EXERCISE DESCRIPTION.
Each record below should be repeated precisely as written.

EXTRACTED ENTRIES.
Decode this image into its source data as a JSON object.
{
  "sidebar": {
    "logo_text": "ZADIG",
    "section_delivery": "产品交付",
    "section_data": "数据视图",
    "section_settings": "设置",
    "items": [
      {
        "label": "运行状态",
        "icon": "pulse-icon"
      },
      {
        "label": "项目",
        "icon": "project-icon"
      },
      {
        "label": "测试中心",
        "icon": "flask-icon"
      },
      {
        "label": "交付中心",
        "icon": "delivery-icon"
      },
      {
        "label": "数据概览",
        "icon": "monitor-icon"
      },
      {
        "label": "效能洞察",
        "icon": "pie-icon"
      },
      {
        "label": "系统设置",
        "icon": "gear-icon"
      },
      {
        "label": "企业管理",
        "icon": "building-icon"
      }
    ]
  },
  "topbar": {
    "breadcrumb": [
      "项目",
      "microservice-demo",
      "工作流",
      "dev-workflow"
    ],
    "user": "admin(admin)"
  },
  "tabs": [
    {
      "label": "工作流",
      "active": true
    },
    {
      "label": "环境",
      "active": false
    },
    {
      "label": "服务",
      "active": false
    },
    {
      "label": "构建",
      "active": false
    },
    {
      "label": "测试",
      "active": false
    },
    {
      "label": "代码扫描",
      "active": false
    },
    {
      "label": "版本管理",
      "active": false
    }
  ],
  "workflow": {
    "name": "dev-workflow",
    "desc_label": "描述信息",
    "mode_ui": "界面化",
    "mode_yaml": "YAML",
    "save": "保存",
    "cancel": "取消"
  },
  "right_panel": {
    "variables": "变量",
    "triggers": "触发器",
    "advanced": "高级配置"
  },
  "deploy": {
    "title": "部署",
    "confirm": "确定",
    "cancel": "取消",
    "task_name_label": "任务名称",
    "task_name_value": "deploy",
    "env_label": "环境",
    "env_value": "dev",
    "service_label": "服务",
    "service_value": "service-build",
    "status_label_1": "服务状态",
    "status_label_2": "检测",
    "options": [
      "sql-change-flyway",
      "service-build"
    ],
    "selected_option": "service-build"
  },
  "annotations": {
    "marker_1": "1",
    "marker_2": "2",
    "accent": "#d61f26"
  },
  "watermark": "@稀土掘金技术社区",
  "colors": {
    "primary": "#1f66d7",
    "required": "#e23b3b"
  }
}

REPLY TO THE EXERCISE.
Decode this image into its source data as a JSON object.
{
  "sidebar": {
    "logo_text": "ZADIG",
    "section_delivery": "产品交付",
    "section_data": "数据视图",
    "section_settings": "设置",
    "items": [
      {
        "label": "运行状态",
        "icon": "pulse-icon"
      },
      {
        "label": "项目",
        "icon": "project-icon"
      },
      {
        "label": "测试中心",
        "icon": "flask-icon"
      },
      {
        "label": "交付中心",
        "icon": "delivery-icon"
      },
      {
        "label": "数据概览",
        "icon": "monitor-icon"
      },
      {
        "label": "效能洞察",
        "icon": "pie-icon"
      },
      {
        "label": "系统设置",
        "icon": "gear-icon"
      },
      {
        "label": "企业管理",
        "icon": "building-icon"
      }
    ]
  },
  "topbar": {
    "breadcrumb": [
      "项目",
      "microservice-demo",
      "工作流",
      "dev-workflow"
    ],
    "user": "admin(admin)"
  },
  "tabs": [
    {
      "label": "工作流",
      "active": true
    },
    {
      "label": "环境",
      "active": false
    },
    {
      "label": "服务",
      "active": false
    },
    {
      "label": "构建",
      "active": false
    },
    {
      "label": "测试",
      "active": false
    },
    {
      "label": "代码扫描",
      "active": false
    },
    {
      "label": "版本管理",
      "active": false
    }
  ],
  "workflow": {
    "name": "dev-workflow",
    "desc_label": "描述信息",
    "mode_ui": "界面化",
    "mode_yaml": "YAML",
    "save": "保存",
    "cancel": "取消"
  },
  "right_panel": {
    "variables": "变量",
    "triggers": "触发器",
    "advanced": "高级配置"
  },
  "deploy": {
    "title": "部署",
    "confirm": "确定",
    "cancel": "取消",
    "task_name_label": "任务名称",
    "task_name_value": "deploy",
    "env_label": "环境",
    "env_value": "dev",
    "service_label": "服务",
    "service_value": "service-build",
    "status_label_1": "服务状态",
    "status_label_2": "检测",
    "options": [
      "sql-change-flyway",
      "service-build"
    ],
    "selected_option": "service-build"
  },
  "annotations": {
    "marker_1": "1",
    "marker_2": "2",
    "accent": "#d61f26"
  },
  "watermark": "@稀土掘金技术社区",
  "colors": {
    "primary": "#1f66d7",
    "required": "#e23b3b"
  }
}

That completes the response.